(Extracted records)
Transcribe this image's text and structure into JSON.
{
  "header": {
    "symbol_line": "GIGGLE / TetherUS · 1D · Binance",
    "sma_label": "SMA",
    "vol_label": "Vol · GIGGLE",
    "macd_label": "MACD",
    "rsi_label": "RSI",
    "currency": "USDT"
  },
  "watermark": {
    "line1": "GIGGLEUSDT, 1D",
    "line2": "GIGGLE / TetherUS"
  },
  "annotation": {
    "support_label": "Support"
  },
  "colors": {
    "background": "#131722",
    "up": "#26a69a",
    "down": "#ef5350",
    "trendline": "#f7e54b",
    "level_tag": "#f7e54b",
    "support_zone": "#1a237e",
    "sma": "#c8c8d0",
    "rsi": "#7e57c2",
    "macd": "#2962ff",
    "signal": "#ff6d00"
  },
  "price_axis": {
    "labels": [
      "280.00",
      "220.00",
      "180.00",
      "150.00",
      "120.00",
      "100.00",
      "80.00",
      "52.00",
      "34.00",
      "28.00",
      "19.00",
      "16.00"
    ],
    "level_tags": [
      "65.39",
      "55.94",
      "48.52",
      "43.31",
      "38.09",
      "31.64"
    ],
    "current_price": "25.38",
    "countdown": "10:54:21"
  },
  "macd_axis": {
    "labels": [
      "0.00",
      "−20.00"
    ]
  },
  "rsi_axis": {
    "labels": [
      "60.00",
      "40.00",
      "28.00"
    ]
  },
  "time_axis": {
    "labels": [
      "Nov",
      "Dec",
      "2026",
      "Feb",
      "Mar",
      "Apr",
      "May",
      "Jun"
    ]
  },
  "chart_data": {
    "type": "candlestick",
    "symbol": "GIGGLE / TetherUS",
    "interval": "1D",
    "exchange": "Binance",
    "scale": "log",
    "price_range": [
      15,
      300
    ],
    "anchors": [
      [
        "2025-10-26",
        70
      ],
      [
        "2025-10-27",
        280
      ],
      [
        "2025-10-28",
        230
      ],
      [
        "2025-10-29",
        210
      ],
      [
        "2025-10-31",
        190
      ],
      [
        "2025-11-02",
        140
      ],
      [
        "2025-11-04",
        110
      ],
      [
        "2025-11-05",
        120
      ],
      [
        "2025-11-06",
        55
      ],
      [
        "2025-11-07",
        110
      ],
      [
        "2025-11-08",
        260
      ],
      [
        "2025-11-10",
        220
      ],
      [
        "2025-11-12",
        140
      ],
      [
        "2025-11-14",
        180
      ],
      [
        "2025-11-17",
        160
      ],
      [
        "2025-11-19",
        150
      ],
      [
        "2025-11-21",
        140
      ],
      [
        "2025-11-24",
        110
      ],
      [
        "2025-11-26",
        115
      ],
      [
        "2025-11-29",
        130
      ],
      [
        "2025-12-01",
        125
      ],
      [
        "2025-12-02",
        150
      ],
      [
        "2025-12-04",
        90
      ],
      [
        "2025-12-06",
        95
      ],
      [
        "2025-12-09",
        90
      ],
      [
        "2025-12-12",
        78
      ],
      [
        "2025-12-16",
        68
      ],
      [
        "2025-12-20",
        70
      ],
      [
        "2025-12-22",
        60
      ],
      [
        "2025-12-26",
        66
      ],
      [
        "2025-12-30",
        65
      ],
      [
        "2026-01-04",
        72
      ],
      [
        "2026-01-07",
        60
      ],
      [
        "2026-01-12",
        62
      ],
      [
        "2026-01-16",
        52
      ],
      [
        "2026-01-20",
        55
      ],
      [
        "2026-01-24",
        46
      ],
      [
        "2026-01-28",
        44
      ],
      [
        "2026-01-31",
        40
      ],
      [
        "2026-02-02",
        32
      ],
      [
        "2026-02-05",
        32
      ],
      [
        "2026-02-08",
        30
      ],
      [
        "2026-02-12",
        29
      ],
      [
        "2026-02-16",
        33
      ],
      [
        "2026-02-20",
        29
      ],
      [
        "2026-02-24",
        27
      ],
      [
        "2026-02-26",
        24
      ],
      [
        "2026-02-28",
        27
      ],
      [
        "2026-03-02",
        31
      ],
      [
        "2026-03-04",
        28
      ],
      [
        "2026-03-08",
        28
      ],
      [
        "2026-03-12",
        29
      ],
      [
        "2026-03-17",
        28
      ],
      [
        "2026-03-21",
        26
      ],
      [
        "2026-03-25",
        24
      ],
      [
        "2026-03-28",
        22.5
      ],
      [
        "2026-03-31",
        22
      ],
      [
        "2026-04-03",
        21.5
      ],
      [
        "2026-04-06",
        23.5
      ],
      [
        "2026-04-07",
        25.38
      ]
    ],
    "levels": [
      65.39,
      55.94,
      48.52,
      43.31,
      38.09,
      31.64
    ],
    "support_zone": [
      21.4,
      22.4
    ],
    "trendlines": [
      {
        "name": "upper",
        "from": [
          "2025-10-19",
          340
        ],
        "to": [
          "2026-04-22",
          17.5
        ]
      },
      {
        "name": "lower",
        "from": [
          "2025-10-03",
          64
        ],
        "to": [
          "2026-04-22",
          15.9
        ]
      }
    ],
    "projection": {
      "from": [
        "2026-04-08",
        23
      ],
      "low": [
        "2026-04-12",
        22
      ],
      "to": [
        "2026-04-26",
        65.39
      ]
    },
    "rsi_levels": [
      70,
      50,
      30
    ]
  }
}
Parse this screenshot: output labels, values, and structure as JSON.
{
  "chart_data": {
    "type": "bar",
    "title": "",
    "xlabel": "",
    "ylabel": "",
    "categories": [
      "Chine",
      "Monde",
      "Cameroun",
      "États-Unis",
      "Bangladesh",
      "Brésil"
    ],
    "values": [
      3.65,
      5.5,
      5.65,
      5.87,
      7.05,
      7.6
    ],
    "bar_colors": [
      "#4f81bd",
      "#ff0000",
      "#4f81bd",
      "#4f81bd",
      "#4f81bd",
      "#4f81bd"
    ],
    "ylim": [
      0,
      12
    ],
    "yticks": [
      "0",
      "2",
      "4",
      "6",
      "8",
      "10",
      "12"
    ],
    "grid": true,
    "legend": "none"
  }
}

_Problem to solve_
Each entry above is to be printed again exactly.

_Result for this exercise_
Transcribe this image's text and structure into JSON.
{
  "header": {
    "symbol_line": "GIGGLE / TetherUS · 1D · Binance",
    "sma_label": "SMA",
    "vol_label": "Vol · GIGGLE",
    "macd_label": "MACD",
    "rsi_label": "RSI",
    "currency": "USDT"
  },
  "watermark": {
    "line1": "GIGGLEUSDT, 1D",
    "line2": "GIGGLE / TetherUS"
  },
  "annotation": {
    "support_label": "Support"
  },
  "colors": {
    "background": "#131722",
    "up": "#26a69a",
    "down": "#ef5350",
    "trendline": "#f7e54b",
    "level_tag": "#f7e54b",
    "support_zone": "#1a237e",
    "sma": "#c8c8d0",
    "rsi": "#7e57c2",
    "macd": "#2962ff",
    "signal": "#ff6d00"
  },
  "price_axis": {
    "labels": [
      "280.00",
      "220.00",
      "180.00",
      "150.00",
      "120.00",
      "100.00",
      "80.00",
      "52.00",
      "34.00",
      "28.00",
      "19.00",
      "16.00"
    ],
    "level_tags": [
      "65.39",
      "55.94",
      "48.52",
      "43.31",
      "38.09",
      "31.64"
    ],
    "current_price": "25.38",
    "countdown": "10:54:21"
  },
  "macd_axis": {
    "labels": [
      "0.00",
      "−20.00"
    ]
  },
  "rsi_axis": {
    "labels": [
      "60.00",
      "40.00",
      "28.00"
    ]
  },
  "time_axis": {
    "labels": [
      "Nov",
      "Dec",
      "2026",
      "Feb",
      "Mar",
      "Apr",
      "May",
      "Jun"
    ]
  },
  "chart_data": {
    "type": "candlestick",
    "symbol": "GIGGLE / TetherUS",
    "interval": "1D",
    "exchange": "Binance",
    "scale": "log",
    "price_range": [
      15,
      300
    ],
    "anchors": [
      [
        "2025-10-26",
        70
      ],
      [
        "2025-10-27",
        280
      ],
      [
        "2025-10-28",
        230
      ],
      [
        "2025-10-29",
        210
      ],
      [
        "2025-10-31",
        190
      ],
      [
        "2025-11-02",
        140
      ],
      [
        "2025-11-04",
        110
      ],
      [
        "2025-11-05",
        120
      ],
      [
        "2025-11-06",
        55
      ],
      [
        "2025-11-07",
        110
      ],
      [
        "2025-11-08",
        260
      ],
      [
        "2025-11-10",
        220
      ],
      [
        "2025-11-12",
        140
      ],
      [
        "2025-11-14",
        180
      ],
      [
        "2025-11-17",
        160
      ],
      [
        "2025-11-19",
        150
      ],
      [
        "2025-11-21",
        140
      ],
      [
        "2025-11-24",
        110
      ],
      [
        "2025-11-26",
        115
      ],
      [
        "2025-11-29",
        130
      ],
      [
        "2025-12-01",
        125
      ],
      [
        "2025-12-02",
        150
      ],
      [
        "2025-12-04",
        90
      ],
      [
        "2025-12-06",
        95
      ],
      [
        "2025-12-09",
        90
      ],
      [
        "2025-12-12",
        78
      ],
      [
        "2025-12-16",
        68
      ],
      [
        "2025-12-20",
        70
      ],
      [
        "2025-12-22",
        60
      ],
      [
        "2025-12-26",
        66
      ],
      [
        "2025-12-30",
        65
      ],
      [
        "2026-01-04",
        72
      ],
      [
        "2026-01-07",
        60
      ],
      [
        "2026-01-12",
        62
      ],
      [
        "2026-01-16",
        52
      ],
      [
        "2026-01-20",
        55
      ],
      [
        "2026-01-24",
        46
      ],
      [
        "2026-01-28",
        44
      ],
      [
        "2026-01-31",
        40
      ],
      [
        "2026-02-02",
        32
      ],
      [
        "2026-02-05",
        32
      ],
      [
        "2026-02-08",
        30
      ],
      [
        "2026-02-12",
        29
      ],
      [
        "2026-02-16",
        33
      ],
      [
        "2026-02-20",
        29
      ],
      [
        "2026-02-24",
        27
      ],
      [
        "2026-02-26",
        24
      ],
      [
        "2026-02-28",
        27
      ],
      [
        "2026-03-02",
        31
      ],
      [
        "2026-03-04",
        28
      ],
      [
        "2026-03-08",
        28
      ],
      [
        "2026-03-12",
        29
      ],
      [
        "2026-03-17",
        28
      ],
      [
        "2026-03-21",
        26
      ],
      [
        "2026-03-25",
        24
      ],
      [
        "2026-03-28",
        22.5
      ],
      [
        "2026-03-31",
        22
      ],
      [
        "2026-04-03",
        21.5
      ],
      [
        "2026-04-06",
        23.5
      ],
      [
        "2026-04-07",
        25.38
      ]
    ],
    "levels": [
      65.39,
      55.94,
      48.52,
      43.31,
      38.09,
      31.64
    ],
    "support_zone": [
      21.4,
      22.4
    ],
    "trendlines": [
      {
        "name": "upper",
        "from": [
          "2025-10-19",
          340
        ],
        "to": [
          "2026-04-22",
          17.5
        ]
      },
      {
        "name": "lower",
        "from": [
          "2025-10-03",
          64
        ],
        "to": [
          "2026-04-22",
          15.9
        ]
      }
    ],
    "projection": {
      "from": [
        "2026-04-08",
        23
      ],
      "low": [
        "2026-04-12",
        22
      ],
      "to": [
        "2026-04-26",
        65.39
      ]
    },
    "rsi_levels": [
      70,
      50,
      30
    ]
  }
}
Parse this screenshot: output labels, values, and structure as JSON.
{
  "chart_data": {
    "type": "bar",
    "title": "",
    "xlabel": "",
    "ylabel": "",
    "categories": [
      "Chine",
      "Monde",
      "Cameroun",
      "États-Unis",
      "Bangladesh",
      "Brésil"
    ],
    "values": [
      3.65,
      5.5,
      5.65,
      5.87,
      7.05,
      7.6
    ],
    "bar_colors": [
      "#4f81bd",
      "#ff0000",
      "#4f81bd",
      "#4f81bd",
      "#4f81bd",
      "#4f81bd"
    ],
    "ylim": [
      0,
      12
    ],
    "yticks": [
      "0",
      "2",
      "4",
      "6",
      "8",
      "10",
      "12"
    ],
    "grid": true,
    "legend": "none"
  }
}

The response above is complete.